The request - Copy out every line exactly as given.

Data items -
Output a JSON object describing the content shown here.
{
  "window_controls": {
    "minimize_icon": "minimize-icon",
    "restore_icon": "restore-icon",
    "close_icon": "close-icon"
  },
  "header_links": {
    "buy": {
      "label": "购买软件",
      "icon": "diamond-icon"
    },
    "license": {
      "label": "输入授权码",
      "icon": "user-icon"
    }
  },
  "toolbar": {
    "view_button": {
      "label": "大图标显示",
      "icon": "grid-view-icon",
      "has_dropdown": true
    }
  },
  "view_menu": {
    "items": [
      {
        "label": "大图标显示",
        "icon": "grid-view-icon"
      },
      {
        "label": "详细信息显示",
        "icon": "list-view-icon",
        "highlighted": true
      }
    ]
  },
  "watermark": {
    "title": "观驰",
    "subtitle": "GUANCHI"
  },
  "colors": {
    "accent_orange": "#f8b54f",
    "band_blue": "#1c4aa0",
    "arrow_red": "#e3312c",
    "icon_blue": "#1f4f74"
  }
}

Result of this task -
Output a JSON object describing the content shown here.
{
  "window_controls": {
    "minimize_icon": "minimize-icon",
    "restore_icon": "restore-icon",
    "close_icon": "close-icon"
  },
  "header_links": {
    "buy": {
      "label": "购买软件",
      "icon": "diamond-icon"
    },
    "license": {
      "label": "输入授权码",
      "icon": "user-icon"
    }
  },
  "toolbar": {
    "view_button": {
      "label": "大图标显示",
      "icon": "grid-view-icon",
      "has_dropdown": true
    }
  },
  "view_menu": {
    "items": [
      {
        "label": "大图标显示",
        "icon": "grid-view-icon"
      },
      {
        "label": "详细信息显示",
        "icon": "list-view-icon",
        "highlighted": true
      }
    ]
  },
  "watermark": {
    "title": "观驰",
    "subtitle": "GUANCHI"
  },
  "colors": {
    "accent_orange": "#f8b54f",
    "band_blue": "#1c4aa0",
    "arrow_red": "#e3312c",
    "icon_blue": "#1f4f74"
  }
}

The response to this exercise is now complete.